Task goal: Continue the text on how signals entrain the peripheral circadian clock, starting after its last sentence.

Passage shown:
++++++++++

Signalling entrains the peripheral circadian clock

Highlights

• Peripheral clock can regulate synchronization independent of superchiasmatic nucleus (SCN).

• We discuss how different signals entrain peripheral circadian clocks in peripheral tissues.

• Organ-to-organ communications are involved in entrainment of peripheral circadian clocks.

Abstract

In mammals, 24-h rhythms of behaviour and physiology are regulated by the circadian clock. The circadian clock is controlled by a central clock in the brain's suprachiasmatic nucleus (SCN) that synchronizes peripheral clocks in peripheral tissues. Clock genes in the SCN are primarily entrained by light. Increasing evidence has shown that peripheral clocks are also regulated by light and hormones independent of the SCN. How the peripheral clocks deal with internal signals is dependent on the relevance of a specific cue to a specific tissue. In different tissues, most genes that are under circadian control are not overlapping, revealing the tissue-specific control of peripheral clocks. We will discuss how different signals control the peripheral clocks in different peripheral tissues, such as the liver, gastrointestinal tract, and pancreas, and discuss the organ-to-organ communication between the peripheral clocks at the molecular level.

Introduction

In mammals, biorhythms are essential for maintaining whole-body homeostasis, while disruption of biorhythms may lead to deregulation of homeostasis and development of diseases [1,2]. An internal timing system has evolved to measure time, anticipate environmental daily changes, and tune physiology and behaviour to these variations. This anticipatory internal timing system was named the “circadian clock”, providing a good example of how changes in the environment influence behaviour and physiology [3].

Circadian clocks are composed of central and peripheral clocks, which are both coordinated to produce daily rhythms in physiology and behaviour [4]. In mammals, circadian clocks are found in nearly all cells and tissues. The central clock is located in the superchiasmatic nucleus (SCN) of the hypothalamus, which is a dominant circadian pacemaker [5]. It can receive direct photic input from the retina via the intrinsically photoreceptive retinal ganglion cell (ipRGC), a type of photoreceptive cell, and produces robust biorhythms [6]. In turn, the central clock uses diverse and not entirely known pathways to reset the phase of peripheral clocks. SCN transmits signals to the periphery of the body by directly interacting with other brain regions, through the production of signalling molecules, or by indirectly determining rest-activity periods that in turn regulate feeding-fasting rhythms [7,8].

++++++++++

Excerpted data:
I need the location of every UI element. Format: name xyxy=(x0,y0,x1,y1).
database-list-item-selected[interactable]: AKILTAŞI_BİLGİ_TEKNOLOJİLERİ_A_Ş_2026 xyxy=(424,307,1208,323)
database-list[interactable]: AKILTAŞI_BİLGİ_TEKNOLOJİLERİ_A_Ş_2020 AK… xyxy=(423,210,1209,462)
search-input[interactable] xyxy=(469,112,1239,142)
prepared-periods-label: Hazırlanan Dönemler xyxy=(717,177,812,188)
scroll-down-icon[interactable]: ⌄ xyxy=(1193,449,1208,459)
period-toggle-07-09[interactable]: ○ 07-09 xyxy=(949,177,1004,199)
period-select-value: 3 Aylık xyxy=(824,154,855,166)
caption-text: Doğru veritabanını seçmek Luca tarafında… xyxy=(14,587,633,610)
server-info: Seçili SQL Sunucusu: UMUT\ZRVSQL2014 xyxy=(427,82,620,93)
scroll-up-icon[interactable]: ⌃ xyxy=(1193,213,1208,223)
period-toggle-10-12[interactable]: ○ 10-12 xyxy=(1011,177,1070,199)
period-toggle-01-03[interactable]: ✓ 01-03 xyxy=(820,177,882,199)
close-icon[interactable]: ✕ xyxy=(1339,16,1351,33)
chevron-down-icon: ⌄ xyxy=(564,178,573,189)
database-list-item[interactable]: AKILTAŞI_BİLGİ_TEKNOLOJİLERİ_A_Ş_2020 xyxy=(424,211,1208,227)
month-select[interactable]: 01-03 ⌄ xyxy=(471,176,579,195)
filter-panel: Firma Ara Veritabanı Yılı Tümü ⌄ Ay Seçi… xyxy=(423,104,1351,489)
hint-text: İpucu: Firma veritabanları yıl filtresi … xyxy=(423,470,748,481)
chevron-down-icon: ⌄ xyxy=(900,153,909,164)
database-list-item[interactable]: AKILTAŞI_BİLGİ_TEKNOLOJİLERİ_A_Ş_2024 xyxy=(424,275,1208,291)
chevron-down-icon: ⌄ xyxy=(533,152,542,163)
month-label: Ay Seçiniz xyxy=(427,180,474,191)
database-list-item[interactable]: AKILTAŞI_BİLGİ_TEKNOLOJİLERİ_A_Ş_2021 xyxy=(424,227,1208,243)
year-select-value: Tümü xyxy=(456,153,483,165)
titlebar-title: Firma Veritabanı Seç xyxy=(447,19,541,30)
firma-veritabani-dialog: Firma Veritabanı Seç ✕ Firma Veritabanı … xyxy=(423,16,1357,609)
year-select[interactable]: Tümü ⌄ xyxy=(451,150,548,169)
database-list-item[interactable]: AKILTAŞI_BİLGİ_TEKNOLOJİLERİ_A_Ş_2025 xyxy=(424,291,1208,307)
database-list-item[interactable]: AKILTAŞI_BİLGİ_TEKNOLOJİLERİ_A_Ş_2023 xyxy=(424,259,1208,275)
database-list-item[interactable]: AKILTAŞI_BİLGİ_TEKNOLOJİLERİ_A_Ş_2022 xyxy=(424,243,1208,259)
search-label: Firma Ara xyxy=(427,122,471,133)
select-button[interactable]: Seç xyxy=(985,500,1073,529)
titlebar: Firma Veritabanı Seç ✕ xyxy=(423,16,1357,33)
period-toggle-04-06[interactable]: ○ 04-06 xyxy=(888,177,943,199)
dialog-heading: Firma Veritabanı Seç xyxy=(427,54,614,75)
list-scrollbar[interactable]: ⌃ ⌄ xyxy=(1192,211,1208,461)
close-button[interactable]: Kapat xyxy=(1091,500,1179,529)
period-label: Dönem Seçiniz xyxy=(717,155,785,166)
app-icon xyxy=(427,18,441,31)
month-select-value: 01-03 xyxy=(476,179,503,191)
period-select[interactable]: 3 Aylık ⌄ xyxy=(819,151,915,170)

++++++++++

Task answer:
Mammalian SCN is resistant to most non-photic zeitgebers, while the peripheral clocks respond to ambient influences such as temperature, which allows the maintenance of SCN circadian properties despite external changes [9]. The synchronization mechanisms are different among different tissues. Circadian rhythms in peripheral organs are controlled by the interaction of local tissue clocks and SCN-generated rhythms in physiology and behaviours. Nevertheless, under some conditions, the peripheral clock could be independent of the central clock. In response to advances and delays of the environmental light cycle, when isolated in cell culture, the central clock maintains its own rhythmicity, while the peripheral clock loses its rhythm in a few days, as seen in a transgenic rat line in which luciferase is rhythmically expressed under the control of the mouse Period (Per1) promoter [10].

Most mammalian cell types seem to contain all the molecular ingredients required to achieve circadian gene expression. Analysis of clock gene expression in mammals revealed that most of their corresponding mRNA products accumulated in a circadian manner not only in the SCN but also in a variety of peripheral tissues, including liver, muscle, kidney and lung [[11], [12], [13], [14]]. The expression of circadian clock genes was also found in other cells, such as mononuclear leukocytes and vascular smooth muscle cells [[15], [16], [17]]. However, the phase of the rhythmic expression of clock genes in the periphery is opposite or phase-delayed to the rhythm of the same clock genes expressed in the SCN.

Many reviews have focused on the function of the central circadian clock. Accumulating evidence has revealed that peripheral clocks are different from SCN clocks and can regulate synchronization independent of SCN. In this review, we discuss the signals that control peripheral clocks in individual organs and tissues, such as the liver, gastrointestinal tract (GIT), pancreas, lung, breast, skin, skeletal muscle, adipose tissues and cardiovascular system (See Table 1). Furthermore, we review work on how peripheral clocks in different organs communicate.